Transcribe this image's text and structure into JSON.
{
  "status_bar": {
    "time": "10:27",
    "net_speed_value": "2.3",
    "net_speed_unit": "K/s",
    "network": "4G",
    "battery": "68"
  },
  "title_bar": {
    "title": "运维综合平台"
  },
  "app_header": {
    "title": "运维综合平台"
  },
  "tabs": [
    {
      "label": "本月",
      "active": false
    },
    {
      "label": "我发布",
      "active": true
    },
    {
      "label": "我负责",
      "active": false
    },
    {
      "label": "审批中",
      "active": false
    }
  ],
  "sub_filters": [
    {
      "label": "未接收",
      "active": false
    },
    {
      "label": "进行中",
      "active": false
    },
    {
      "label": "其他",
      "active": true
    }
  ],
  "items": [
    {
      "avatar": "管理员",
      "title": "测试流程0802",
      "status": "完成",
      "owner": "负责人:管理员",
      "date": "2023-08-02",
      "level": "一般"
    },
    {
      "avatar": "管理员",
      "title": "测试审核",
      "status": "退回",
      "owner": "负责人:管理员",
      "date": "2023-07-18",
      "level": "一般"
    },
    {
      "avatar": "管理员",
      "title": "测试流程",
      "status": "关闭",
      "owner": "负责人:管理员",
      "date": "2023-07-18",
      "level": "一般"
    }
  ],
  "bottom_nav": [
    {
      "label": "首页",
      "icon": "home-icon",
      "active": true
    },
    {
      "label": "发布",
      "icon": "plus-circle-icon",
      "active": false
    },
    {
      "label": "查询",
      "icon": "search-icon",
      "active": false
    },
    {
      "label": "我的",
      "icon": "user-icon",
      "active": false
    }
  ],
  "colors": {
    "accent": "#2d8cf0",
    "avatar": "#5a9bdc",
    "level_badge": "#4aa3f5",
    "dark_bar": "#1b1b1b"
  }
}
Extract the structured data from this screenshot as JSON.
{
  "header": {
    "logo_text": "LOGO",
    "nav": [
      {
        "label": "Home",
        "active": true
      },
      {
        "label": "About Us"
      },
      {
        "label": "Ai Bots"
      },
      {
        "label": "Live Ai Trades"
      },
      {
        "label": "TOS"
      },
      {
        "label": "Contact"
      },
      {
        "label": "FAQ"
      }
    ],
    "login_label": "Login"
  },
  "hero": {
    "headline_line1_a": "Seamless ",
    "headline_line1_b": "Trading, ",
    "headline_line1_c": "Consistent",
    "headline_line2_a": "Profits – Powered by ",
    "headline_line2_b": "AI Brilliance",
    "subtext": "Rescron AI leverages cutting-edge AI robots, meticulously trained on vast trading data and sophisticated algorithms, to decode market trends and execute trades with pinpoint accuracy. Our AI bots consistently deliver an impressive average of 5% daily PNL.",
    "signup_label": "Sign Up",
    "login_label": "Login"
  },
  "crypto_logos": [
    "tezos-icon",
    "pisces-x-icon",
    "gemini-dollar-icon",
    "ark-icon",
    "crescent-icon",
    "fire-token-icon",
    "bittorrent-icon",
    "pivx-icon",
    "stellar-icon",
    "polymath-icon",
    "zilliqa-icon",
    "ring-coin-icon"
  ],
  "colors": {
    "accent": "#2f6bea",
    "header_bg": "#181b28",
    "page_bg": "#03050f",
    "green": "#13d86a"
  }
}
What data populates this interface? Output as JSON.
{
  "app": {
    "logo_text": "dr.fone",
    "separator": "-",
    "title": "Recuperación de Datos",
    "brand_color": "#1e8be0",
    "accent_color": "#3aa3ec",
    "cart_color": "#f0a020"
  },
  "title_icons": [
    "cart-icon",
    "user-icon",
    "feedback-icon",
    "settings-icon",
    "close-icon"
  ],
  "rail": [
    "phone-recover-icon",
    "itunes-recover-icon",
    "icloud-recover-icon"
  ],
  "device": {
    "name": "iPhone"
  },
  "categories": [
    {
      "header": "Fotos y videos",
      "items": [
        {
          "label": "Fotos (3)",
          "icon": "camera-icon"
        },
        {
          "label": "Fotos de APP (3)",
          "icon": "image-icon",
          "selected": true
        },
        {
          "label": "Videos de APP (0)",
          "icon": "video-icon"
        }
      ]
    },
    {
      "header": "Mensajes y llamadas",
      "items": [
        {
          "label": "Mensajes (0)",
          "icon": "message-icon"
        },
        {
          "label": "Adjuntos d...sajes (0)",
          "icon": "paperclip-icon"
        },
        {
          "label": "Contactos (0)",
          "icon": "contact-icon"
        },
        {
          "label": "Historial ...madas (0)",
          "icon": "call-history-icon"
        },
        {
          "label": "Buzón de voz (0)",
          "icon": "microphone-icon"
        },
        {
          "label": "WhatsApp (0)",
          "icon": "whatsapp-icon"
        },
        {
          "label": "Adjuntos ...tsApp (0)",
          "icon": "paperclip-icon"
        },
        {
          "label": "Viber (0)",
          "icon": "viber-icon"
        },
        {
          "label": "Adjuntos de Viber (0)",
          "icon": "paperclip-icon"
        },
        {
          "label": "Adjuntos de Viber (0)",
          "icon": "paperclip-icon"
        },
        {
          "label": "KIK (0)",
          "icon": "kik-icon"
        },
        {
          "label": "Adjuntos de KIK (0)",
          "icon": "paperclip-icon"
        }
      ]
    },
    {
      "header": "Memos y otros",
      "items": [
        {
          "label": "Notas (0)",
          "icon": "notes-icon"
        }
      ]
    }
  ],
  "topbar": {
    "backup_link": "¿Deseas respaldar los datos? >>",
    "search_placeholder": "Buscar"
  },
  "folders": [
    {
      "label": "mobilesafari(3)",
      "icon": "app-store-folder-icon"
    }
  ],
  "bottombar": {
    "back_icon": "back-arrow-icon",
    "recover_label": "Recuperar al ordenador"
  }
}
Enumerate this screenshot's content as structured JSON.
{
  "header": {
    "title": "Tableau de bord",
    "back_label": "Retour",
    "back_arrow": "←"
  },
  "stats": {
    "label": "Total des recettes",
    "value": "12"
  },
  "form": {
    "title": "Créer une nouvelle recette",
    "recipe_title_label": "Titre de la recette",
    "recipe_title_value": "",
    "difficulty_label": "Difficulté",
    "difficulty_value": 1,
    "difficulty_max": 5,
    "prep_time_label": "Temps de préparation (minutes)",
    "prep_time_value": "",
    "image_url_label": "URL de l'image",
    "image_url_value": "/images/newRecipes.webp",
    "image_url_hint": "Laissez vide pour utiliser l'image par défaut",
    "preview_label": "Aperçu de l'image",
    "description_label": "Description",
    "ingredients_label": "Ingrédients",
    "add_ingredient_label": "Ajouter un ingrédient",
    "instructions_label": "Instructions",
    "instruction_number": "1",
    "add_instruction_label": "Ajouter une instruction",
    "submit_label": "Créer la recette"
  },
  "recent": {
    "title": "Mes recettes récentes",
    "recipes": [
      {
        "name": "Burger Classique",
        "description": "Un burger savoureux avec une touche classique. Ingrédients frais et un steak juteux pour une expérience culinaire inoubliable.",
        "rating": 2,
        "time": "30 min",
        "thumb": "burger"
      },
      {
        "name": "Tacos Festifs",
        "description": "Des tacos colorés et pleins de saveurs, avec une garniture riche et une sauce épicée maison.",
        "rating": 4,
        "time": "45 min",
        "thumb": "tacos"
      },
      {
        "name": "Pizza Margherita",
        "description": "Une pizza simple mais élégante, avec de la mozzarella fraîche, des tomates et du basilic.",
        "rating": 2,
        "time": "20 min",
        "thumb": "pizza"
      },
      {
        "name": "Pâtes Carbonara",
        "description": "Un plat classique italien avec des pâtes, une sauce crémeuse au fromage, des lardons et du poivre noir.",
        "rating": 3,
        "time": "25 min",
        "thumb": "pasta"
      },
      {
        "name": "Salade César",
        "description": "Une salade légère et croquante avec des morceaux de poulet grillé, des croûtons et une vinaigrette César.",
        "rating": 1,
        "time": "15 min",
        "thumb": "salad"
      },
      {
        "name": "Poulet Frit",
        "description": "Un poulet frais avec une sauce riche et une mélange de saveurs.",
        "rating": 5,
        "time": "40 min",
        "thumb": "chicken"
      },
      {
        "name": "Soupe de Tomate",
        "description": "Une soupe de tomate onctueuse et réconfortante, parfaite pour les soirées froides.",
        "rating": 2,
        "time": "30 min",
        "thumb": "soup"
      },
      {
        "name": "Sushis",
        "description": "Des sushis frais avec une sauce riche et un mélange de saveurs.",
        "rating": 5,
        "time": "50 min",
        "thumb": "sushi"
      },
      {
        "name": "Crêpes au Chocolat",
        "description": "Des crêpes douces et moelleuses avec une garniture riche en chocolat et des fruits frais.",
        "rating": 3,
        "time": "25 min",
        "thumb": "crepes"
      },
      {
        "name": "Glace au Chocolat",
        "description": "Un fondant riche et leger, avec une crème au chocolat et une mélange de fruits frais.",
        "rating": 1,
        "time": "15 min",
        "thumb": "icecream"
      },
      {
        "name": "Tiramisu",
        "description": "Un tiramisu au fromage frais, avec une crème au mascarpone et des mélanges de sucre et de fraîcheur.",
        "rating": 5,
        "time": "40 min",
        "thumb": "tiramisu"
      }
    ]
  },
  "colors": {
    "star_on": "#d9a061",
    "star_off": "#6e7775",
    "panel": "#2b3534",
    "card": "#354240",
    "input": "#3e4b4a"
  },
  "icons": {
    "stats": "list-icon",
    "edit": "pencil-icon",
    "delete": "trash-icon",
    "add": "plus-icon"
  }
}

◇ ◇ ◇ ◇

▶ Aim of the task
Copy out every line from the data above that has "garniture" in it.

▶ Written solution
        "description": "Des tacos colorés et pleins de saveurs, avec une garniture riche et une sauce épicée maison.",
        "description": "Des crêpes douces et moelleuses avec une garniture riche en chocolat et des fruits frais.",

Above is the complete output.